### WHAT NEEDS TO BE DONE
Reproduce each of the lines word for word.

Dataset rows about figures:
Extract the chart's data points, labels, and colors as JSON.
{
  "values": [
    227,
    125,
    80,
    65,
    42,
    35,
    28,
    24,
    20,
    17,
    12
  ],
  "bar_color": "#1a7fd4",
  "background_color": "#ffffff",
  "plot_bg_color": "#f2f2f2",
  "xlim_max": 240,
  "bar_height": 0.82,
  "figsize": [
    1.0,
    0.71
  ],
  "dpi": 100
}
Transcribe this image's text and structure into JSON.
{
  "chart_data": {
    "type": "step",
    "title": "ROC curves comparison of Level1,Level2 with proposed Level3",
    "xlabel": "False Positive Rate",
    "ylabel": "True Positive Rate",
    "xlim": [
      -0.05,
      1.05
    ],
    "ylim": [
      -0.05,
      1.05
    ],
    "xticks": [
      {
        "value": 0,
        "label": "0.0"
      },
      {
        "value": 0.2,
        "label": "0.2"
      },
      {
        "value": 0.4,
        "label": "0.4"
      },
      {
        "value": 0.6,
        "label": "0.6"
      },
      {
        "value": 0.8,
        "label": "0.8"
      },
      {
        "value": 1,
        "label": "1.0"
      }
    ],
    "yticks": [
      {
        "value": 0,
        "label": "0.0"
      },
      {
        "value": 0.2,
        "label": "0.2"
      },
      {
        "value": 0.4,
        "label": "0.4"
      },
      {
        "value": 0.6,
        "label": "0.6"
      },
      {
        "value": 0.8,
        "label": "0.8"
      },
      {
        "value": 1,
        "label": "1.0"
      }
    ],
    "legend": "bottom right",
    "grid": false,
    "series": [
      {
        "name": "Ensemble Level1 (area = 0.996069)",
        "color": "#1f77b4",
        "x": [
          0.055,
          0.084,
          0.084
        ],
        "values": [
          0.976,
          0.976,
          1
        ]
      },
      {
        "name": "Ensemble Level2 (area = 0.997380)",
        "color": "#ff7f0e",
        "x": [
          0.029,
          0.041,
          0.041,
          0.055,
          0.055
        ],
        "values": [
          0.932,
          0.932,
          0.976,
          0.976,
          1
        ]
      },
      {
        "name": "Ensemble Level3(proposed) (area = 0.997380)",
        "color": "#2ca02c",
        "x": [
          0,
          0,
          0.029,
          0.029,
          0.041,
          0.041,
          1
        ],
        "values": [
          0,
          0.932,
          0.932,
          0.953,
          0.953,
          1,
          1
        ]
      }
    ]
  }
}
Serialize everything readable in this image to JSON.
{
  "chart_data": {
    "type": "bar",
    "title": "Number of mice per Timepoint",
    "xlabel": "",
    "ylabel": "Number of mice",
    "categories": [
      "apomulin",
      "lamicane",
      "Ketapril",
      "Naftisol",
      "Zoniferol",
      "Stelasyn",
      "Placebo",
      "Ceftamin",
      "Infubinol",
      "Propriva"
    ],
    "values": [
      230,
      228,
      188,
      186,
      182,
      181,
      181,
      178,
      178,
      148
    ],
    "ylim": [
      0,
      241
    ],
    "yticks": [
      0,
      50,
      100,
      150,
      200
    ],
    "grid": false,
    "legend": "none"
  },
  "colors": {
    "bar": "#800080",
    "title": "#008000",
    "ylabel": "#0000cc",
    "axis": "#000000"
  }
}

### EXPECTED OUTPUT
Extract the chart's data points, labels, and colors as JSON.
{
  "values": [
    227,
    125,
    80,
    65,
    42,
    35,
    28,
    24,
    20,
    17,
    12
  ],
  "bar_color": "#1a7fd4",
  "background_color": "#ffffff",
  "plot_bg_color": "#f2f2f2",
  "xlim_max": 240,
  "bar_height": 0.82,
  "figsize": [
    1.0,
    0.71
  ],
  "dpi": 100
}
Transcribe this image's text and structure into JSON.
{
  "chart_data": {
    "type": "step",
    "title": "ROC curves comparison of Level1,Level2 with proposed Level3",
    "xlabel": "False Positive Rate",
    "ylabel": "True Positive Rate",
    "xlim": [
      -0.05,
      1.05
    ],
    "ylim": [
      -0.05,
      1.05
    ],
    "xticks": [
      {
        "value": 0,
        "label": "0.0"
      },
      {
        "value": 0.2,
        "label": "0.2"
      },
      {
        "value": 0.4,
        "label": "0.4"
      },
      {
        "value": 0.6,
        "label": "0.6"
      },
      {
        "value": 0.8,
        "label": "0.8"
      },
      {
        "value": 1,
        "label": "1.0"
      }
    ],
    "yticks": [
      {
        "value": 0,
        "label": "0.0"
      },
      {
        "value": 0.2,
        "label": "0.2"
      },
      {
        "value": 0.4,
        "label": "0.4"
      },
      {
        "value": 0.6,
        "label": "0.6"
      },
      {
        "value": 0.8,
        "label": "0.8"
      },
      {
        "value": 1,
        "label": "1.0"
      }
    ],
    "legend": "bottom right",
    "grid": false,
    "series": [
      {
        "name": "Ensemble Level1 (area = 0.996069)",
        "color": "#1f77b4",
        "x": [
          0.055,
          0.084,
          0.084
        ],
        "values": [
          0.976,
          0.976,
          1
        ]
      },
      {
        "name": "Ensemble Level2 (area = 0.997380)",
        "color": "#ff7f0e",
        "x": [
          0.029,
          0.041,
          0.041,
          0.055,
          0.055
        ],
        "values": [
          0.932,
          0.932,
          0.976,
          0.976,
          1
        ]
      },
      {
        "name": "Ensemble Level3(proposed) (area = 0.997380)",
        "color": "#2ca02c",
        "x": [
          0,
          0,
          0.029,
          0.029,
          0.041,
          0.041,
          1
        ],
        "values": [
          0,
          0.932,
          0.932,
          0.953,
          0.953,
          1,
          1
        ]
      }
    ]
  }
}
Serialize everything readable in this image to JSON.
{
  "chart_data": {
    "type": "bar",
    "title": "Number of mice per Timepoint",
    "xlabel": "",
    "ylabel": "Number of mice",
    "categories": [
      "apomulin",
      "lamicane",
      "Ketapril",
      "Naftisol",
      "Zoniferol",
      "Stelasyn",
      "Placebo",
      "Ceftamin",
      "Infubinol",
      "Propriva"
    ],
    "values": [
      230,
      228,
      188,
      186,
      182,
      181,
      181,
      178,
      178,
      148
    ],
    "ylim": [
      0,
      241
    ],
    "yticks": [
      0,
      50,
      100,
      150,
      200
    ],
    "grid": false,
    "legend": "none"
  },
  "colors": {
    "bar": "#800080",
    "title": "#008000",
    "ylabel": "#0000cc",
    "axis": "#000000"
  }
}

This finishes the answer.